Rahway tries to lure artists with subsidized housing

Photos by Rebecca Panico
The Willows at Rahway residential development, currently under construction on Central Avenue, will give preference to those deemed artists.

RAHWAY, NJ — Rahway is trying to lessen the reality — if not the image — of the struggling artist by giving preference to artists in a federally-subsidized apartment complex the city hopes to fill with 58 tenants by the end of January.

The Willows at Rahway is located on the site of the former Elizabethtown Gas Parking Lot at 219 Central Ave; about a block away from the Union County Performing Arts Center and Hamilton Stage.

“The municipality said it was important to them to foster the growth of the arts community because they wanted a burgeoning arts district,” Bruce Morgan, of BCM Affordable Housing, a partner in the project, said. “They felt that if they had more artists living in town, and they could afford to live in town, it would be better for the community.”

The four-story building will feature one-, two- and three-bedroom apartments, washers and dryers for each unit, vinyl plank flooring, energy-efficient appliances, three artist studios and performance spaces, a small gym, and a common room area with a kitchen on the first floor.
The minimum and maximum income limits are determined by the U.S. Department of Housing and Urban Development’s low-income housing tax credit program, administered through Union County, according to an informational flyer from the developer.

Practicing artists who meet certain income criteria will have have first dibs on the newly constructed units. Non-artists can still apply, but will be further down the waiting list.

The developer, the Ingerman Group based out of Collingswood, established the preference policy and defined “practicing artist,” according to Todd Stecker, the company’s director of leasing and marketing. Ingerman will determine who is an artist, he added.
Not all artists will qualify for an apartment; they must also fall within federal income regulations, Stecker noted.

Artists who work in any of the fine arts, including but not limited to drawing, sculpture, book arts, printmaking or mixed-media would qualify, as well as those who create literature, theater, poetry, photography, music composition, choreography, film or video.
Also qualifying are designers, technicians, craftspeople, teachers, curators or administrators “dedicated to using their expertise within the Rahway Arts District “ to present their art through events or classes. A yoga instructor, for example, would also qualify.

Applicants would also be required to provide resumes listing professional art experience and educational background, and three letters of support from patrons or art professionals attesting to the applicant’s artistic endeavors. In addition, applicants would provide clips of their art, such as 12 to 20 digital images on a CD; five to 10 minutes of video; 12 to 20 production photographs; five to 10 reproductions of sketches used in a set or costume design; or 15 to 30 pages of sample scripts, works of fiction, nonfiction or poetry.

The Rahway Redevelopment Agency bought the site of the apartment building from Elizabethtown Gas for about $731,000 last year, county records show. Ingerman bought the property from the agency for about $1 million in late 2016, Morgan said.
Morgan, who gave a tour of the property to a group of about a dozen interested people Oct. 30, said it was the city’s decision to give artists preference for the affordable housing units.

Rahway, “did the request for proposal, by the way, soliciting the developers,” he told LocalSource. “So all we’re doing is building the commitment we made when were selected.”
The county’s HOME Investment Partnership funding from the county was allocated for the project, Rahway Business Administrator Cherron Rountree told LocalSource.

“The developer, Ingerman, has a history of success and building projects that enrich their communities,” Rountree said in an Oct. 30 statement. “HOME Investment Partnership funding was allocated to this very worthwhile project and all rules and regulations applicable to these funds will be followed.”

Ann Marie Williams and Amy Garcia-Phillips of Rahway’s Downtown Special Improvement District, also known as the Rahway Arts and Business Partnership, said the apartments cater to the specific market they want to attract: artists.
“It shows our commitment to the arts,” said Garcia-Phillips. “Arts are being attacked all over the place. Funding is being cut and it’s our way of saying ‘we’ve got you.’”

To learn how to apply for an apartment, call Ingerman at 732-352-4500. Approved applicants will be able to choose apartments beginning Dec. 7, on a first-come, first-served basis.

One Response to "Rahway tries to lure artists with subsidized housing"

  1. Irma   November 13, 2017 at 9:57 am

    That’s discrimination against the needy people whom need the help. These surrounding towns are trying to run the low budget people out. Speaking my opinion. All opinions expressed matter.

::::::::

Give again the passage from the article on Rahway's artist housing, beginning at the words that have "The four-story building" and stopping after "the waiting list.".

::::::::

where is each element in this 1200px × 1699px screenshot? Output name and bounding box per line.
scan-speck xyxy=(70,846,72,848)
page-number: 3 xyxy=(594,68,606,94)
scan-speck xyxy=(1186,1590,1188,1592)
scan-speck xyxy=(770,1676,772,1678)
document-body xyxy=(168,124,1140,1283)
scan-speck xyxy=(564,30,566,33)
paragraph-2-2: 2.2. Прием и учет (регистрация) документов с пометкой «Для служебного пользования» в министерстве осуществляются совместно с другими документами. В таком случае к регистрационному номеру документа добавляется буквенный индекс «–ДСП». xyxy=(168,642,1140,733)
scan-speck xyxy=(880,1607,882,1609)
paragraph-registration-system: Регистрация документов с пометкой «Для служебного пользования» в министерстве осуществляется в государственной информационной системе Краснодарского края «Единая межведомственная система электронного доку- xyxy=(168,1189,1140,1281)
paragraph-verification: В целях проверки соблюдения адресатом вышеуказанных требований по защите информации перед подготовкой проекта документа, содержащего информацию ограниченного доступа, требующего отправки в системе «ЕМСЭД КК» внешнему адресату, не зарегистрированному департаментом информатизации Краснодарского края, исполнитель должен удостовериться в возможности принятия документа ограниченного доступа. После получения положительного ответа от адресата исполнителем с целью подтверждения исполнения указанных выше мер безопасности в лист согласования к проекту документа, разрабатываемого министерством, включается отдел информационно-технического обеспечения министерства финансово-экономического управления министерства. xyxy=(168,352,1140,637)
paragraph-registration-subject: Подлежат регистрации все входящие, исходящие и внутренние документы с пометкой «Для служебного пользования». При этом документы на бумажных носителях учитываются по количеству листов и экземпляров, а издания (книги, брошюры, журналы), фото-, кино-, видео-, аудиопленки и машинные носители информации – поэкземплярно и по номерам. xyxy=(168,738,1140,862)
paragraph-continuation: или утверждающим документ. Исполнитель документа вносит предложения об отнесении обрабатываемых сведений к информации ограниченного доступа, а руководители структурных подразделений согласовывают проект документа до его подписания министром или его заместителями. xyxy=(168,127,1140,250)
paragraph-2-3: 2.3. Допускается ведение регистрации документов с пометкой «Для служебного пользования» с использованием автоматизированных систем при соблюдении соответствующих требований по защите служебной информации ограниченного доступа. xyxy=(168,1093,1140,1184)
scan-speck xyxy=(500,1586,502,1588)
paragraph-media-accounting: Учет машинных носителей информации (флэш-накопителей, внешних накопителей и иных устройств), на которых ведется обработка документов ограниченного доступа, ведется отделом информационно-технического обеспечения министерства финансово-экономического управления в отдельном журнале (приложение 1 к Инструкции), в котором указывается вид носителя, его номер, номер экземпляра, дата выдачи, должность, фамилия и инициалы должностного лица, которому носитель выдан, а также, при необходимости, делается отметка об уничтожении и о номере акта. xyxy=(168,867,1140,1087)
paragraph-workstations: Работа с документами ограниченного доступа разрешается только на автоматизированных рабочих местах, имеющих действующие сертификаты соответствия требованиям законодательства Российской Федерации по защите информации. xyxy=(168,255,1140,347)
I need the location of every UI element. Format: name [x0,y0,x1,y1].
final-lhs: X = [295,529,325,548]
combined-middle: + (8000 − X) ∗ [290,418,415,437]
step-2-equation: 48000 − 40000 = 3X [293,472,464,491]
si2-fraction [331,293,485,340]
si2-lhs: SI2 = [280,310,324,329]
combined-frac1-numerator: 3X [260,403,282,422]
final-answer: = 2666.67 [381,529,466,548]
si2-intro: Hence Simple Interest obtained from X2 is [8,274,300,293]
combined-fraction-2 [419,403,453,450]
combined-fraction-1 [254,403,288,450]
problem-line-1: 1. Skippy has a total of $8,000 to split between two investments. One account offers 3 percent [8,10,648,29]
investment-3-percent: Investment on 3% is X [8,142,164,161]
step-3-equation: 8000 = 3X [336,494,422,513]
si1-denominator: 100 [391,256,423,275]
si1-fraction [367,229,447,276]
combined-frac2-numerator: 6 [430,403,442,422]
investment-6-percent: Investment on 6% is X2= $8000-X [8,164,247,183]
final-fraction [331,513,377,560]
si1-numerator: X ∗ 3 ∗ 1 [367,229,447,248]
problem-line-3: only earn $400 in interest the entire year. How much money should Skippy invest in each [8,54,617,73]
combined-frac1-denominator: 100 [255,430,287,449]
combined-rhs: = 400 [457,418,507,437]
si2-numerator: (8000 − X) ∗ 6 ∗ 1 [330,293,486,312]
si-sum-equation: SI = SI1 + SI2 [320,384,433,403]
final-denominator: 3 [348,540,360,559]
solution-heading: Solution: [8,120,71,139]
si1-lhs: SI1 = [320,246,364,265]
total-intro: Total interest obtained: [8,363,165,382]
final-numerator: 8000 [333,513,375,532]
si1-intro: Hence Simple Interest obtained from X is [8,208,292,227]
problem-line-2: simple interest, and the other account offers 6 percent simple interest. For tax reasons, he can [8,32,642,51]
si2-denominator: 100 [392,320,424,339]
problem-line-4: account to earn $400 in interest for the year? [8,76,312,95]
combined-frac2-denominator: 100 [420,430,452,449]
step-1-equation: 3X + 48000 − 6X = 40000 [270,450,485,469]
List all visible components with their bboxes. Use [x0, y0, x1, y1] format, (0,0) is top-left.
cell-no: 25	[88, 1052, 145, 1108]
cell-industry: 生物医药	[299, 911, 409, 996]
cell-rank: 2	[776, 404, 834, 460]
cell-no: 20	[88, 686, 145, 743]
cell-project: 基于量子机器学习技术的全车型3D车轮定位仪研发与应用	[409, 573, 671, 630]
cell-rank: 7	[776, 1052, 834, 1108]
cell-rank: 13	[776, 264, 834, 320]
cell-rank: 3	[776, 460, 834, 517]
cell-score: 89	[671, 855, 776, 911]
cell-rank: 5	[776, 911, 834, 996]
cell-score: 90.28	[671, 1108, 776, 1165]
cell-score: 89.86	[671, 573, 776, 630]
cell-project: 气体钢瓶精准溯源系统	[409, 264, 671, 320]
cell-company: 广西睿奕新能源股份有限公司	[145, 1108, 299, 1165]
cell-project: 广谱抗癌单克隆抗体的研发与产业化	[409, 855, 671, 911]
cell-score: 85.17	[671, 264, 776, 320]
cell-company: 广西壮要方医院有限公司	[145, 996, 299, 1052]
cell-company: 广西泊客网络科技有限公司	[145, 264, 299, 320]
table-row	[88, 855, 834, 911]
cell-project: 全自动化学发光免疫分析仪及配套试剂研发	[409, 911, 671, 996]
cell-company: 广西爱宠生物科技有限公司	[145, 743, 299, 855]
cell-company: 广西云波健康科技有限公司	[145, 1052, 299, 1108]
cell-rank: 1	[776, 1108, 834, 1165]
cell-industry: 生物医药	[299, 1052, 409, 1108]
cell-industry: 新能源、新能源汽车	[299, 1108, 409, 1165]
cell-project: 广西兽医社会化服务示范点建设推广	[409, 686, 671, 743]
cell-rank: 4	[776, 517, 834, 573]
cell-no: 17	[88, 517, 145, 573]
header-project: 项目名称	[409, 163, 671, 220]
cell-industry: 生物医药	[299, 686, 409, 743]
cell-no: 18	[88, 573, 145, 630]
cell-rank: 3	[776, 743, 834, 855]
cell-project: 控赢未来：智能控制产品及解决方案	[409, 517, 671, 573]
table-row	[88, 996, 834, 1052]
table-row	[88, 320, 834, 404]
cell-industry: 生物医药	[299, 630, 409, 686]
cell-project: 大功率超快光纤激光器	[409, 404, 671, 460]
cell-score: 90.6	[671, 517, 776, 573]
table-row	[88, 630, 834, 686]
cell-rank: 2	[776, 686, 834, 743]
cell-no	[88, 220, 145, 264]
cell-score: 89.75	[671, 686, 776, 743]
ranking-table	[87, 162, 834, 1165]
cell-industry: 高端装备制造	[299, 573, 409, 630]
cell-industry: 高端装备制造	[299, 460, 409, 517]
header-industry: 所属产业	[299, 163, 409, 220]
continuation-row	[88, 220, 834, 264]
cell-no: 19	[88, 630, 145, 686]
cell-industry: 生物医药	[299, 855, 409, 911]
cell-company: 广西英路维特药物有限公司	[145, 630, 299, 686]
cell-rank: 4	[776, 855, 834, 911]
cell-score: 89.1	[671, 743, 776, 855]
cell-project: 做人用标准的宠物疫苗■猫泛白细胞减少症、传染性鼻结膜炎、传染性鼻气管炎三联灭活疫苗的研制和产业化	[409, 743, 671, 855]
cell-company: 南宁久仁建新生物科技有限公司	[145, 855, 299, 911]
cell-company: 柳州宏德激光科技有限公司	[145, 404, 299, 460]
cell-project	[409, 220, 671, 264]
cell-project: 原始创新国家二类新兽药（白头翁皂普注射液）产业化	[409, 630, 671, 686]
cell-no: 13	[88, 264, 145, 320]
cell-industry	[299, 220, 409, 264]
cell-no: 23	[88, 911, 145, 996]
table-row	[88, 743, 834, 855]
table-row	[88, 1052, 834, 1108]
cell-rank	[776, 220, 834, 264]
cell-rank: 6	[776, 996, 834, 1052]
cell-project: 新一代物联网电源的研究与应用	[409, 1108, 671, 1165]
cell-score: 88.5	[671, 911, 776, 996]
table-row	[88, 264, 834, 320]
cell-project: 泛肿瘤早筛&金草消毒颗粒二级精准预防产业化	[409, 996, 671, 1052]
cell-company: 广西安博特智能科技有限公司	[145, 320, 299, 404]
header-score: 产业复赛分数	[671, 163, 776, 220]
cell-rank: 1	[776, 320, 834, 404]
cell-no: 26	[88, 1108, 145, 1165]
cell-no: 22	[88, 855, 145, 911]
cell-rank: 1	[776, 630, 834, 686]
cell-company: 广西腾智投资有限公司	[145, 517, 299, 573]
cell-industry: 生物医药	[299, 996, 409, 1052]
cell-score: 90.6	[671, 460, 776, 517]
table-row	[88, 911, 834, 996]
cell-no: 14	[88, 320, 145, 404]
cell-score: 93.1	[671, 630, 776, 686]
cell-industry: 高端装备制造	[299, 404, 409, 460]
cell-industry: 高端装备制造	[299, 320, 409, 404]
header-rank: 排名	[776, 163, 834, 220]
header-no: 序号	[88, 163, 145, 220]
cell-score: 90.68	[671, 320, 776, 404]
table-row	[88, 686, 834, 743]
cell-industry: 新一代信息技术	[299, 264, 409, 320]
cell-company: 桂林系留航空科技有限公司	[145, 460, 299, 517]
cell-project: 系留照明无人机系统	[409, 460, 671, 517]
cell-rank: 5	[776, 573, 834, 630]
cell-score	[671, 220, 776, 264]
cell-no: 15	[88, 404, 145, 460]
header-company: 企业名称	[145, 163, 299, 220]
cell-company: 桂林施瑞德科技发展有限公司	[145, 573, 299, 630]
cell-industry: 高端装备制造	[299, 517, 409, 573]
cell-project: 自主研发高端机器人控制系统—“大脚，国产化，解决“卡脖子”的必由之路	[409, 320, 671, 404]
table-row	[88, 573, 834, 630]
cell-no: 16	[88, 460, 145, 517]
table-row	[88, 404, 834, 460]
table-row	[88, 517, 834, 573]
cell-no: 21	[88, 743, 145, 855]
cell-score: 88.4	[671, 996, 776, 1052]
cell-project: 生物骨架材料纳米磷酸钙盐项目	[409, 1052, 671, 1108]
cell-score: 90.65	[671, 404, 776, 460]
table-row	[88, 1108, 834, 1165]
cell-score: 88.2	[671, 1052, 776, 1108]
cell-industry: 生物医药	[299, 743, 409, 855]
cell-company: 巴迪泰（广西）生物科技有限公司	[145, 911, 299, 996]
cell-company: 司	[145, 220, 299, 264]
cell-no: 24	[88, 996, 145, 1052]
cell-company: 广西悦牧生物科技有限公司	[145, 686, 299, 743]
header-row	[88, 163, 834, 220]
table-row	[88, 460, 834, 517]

::::::::

**SOLUTION**
The four-story building will feature one-, two- and three-bedroom apartments, washers and dryers for each unit, vinyl plank flooring, energy-efficient appliances, three artist studios and performance spaces, a small gym, and a common room area with a kitchen on the first floor.
The minimum and maximum income limits are determined by the U.S. Department of Housing and Urban Development’s low-income housing tax credit program, administered through Union County, according to an informational flyer from the developer.

Practicing artists who meet certain income criteria will have have first dibs on the newly constructed units. Non-artists can still apply, but will be further down the waiting list.